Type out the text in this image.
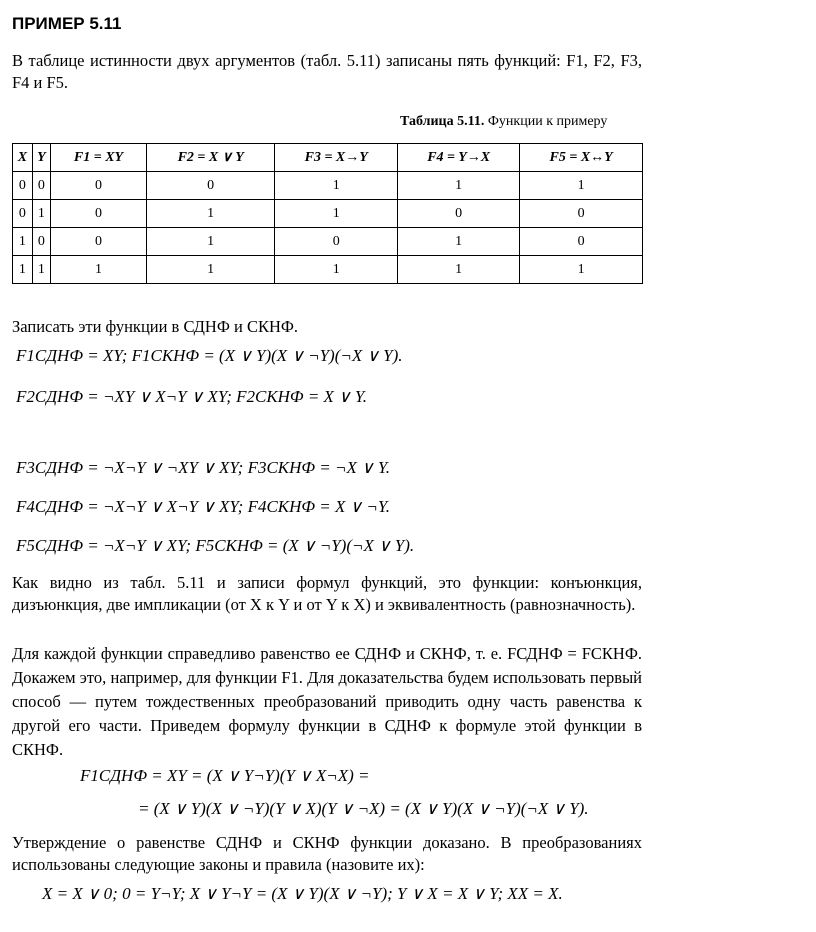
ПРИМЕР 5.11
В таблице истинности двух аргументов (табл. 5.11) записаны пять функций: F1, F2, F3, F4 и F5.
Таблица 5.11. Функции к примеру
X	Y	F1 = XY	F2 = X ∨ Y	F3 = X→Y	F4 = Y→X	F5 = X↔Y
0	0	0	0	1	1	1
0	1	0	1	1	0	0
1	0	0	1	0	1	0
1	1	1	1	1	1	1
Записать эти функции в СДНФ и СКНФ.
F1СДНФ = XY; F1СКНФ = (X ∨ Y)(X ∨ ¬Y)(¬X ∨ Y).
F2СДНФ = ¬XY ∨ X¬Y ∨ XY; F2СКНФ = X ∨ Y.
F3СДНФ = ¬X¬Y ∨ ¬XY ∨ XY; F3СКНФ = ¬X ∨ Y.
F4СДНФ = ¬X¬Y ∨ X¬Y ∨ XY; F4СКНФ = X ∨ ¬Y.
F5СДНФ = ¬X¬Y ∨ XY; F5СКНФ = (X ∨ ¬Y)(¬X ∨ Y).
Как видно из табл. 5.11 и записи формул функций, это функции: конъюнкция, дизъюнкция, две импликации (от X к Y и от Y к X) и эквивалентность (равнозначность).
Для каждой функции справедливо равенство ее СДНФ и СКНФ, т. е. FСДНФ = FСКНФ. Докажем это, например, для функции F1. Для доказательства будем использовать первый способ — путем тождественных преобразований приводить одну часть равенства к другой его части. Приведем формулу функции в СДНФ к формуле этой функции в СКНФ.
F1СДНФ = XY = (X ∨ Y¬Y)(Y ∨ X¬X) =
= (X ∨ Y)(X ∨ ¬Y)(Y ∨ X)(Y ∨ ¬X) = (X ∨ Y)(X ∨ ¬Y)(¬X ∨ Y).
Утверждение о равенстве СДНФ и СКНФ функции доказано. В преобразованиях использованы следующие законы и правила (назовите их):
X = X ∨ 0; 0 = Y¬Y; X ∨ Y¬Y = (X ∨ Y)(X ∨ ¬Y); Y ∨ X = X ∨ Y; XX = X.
- - -
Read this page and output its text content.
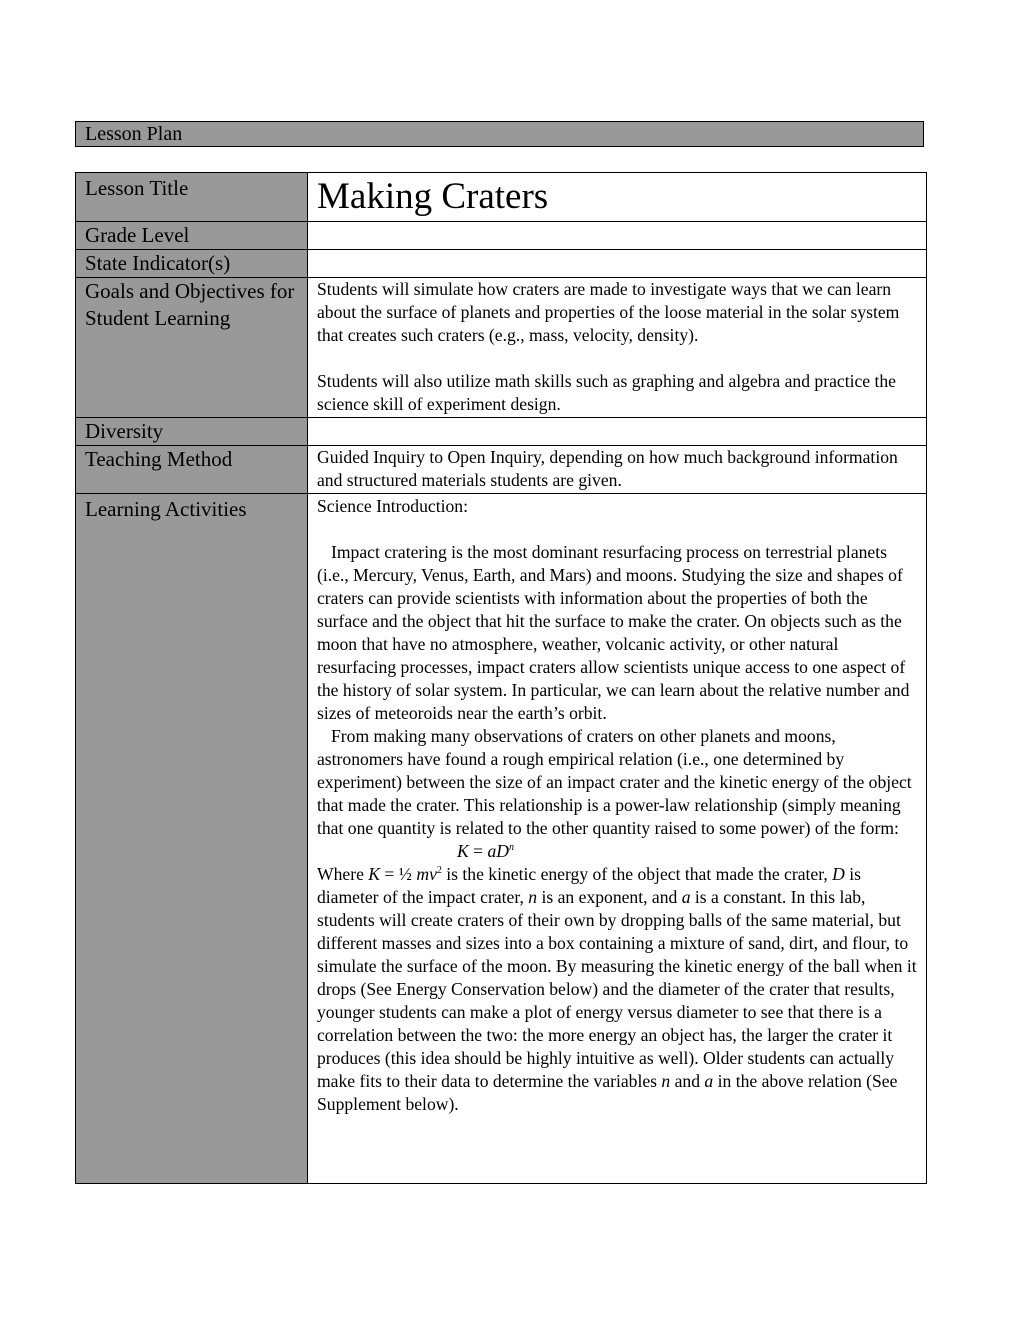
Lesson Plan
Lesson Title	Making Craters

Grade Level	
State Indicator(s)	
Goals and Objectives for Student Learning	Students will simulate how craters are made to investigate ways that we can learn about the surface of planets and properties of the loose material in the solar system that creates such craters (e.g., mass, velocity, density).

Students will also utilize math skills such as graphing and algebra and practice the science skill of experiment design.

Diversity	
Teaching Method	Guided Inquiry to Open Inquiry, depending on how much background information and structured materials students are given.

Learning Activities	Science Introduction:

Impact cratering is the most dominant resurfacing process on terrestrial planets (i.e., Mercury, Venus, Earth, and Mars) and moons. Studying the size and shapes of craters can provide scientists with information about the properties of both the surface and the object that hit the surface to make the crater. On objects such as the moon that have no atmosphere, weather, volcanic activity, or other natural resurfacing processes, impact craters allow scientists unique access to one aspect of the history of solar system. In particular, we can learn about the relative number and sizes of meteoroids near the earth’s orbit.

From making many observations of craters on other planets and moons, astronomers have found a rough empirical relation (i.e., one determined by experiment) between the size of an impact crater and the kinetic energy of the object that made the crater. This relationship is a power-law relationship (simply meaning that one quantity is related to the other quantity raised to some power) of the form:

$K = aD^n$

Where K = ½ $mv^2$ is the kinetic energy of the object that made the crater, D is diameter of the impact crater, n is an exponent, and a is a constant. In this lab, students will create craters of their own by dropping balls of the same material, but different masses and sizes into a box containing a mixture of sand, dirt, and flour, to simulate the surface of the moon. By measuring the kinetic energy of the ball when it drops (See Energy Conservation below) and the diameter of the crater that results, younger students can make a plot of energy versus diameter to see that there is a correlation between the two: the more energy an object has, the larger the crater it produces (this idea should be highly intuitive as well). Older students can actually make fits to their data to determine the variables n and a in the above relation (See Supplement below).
- - -
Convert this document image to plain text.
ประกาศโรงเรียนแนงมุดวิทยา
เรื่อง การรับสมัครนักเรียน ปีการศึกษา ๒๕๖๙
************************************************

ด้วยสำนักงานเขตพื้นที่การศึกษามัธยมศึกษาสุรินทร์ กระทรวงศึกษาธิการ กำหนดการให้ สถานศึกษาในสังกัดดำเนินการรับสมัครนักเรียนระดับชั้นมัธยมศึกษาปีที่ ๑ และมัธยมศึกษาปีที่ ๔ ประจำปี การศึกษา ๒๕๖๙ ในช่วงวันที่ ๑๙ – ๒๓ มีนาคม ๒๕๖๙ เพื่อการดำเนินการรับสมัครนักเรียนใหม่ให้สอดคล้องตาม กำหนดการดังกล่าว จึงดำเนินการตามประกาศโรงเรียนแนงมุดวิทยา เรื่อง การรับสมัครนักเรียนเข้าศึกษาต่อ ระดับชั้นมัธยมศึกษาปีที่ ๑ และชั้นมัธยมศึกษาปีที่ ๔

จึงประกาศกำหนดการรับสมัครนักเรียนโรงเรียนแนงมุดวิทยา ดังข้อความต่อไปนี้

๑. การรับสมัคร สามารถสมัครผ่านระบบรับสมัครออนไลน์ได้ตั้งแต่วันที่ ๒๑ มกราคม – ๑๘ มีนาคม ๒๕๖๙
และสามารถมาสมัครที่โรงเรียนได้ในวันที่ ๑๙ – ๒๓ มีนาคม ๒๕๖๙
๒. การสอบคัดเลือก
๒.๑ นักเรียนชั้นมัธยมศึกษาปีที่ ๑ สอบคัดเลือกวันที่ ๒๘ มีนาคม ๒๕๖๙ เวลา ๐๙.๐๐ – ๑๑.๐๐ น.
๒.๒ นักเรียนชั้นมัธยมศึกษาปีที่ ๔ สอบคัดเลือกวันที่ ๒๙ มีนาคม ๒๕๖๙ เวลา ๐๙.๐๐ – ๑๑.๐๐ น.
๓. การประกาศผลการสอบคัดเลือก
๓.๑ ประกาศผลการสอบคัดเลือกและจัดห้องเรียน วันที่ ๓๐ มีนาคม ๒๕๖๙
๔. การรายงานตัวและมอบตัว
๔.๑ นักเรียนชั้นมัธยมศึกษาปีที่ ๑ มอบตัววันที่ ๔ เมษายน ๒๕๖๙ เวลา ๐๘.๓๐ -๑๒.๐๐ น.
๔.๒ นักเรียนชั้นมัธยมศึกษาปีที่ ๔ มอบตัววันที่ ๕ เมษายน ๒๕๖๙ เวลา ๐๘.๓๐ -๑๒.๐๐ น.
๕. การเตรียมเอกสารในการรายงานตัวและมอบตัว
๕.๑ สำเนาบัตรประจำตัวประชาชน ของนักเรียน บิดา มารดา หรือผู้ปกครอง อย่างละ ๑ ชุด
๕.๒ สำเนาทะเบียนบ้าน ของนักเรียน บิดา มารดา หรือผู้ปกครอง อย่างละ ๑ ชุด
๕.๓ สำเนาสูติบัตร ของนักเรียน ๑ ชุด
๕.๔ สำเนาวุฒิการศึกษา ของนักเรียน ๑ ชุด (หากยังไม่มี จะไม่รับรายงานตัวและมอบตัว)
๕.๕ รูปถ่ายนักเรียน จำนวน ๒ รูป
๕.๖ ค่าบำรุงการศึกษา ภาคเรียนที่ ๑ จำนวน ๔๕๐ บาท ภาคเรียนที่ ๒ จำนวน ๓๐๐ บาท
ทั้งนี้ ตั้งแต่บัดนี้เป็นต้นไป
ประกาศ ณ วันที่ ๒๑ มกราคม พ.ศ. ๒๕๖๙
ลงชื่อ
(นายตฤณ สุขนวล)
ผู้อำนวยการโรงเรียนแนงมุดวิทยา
- - -
_What this task involves_
Only the number is required: the count of lines containing the word "text".

_Response for this exercise_
3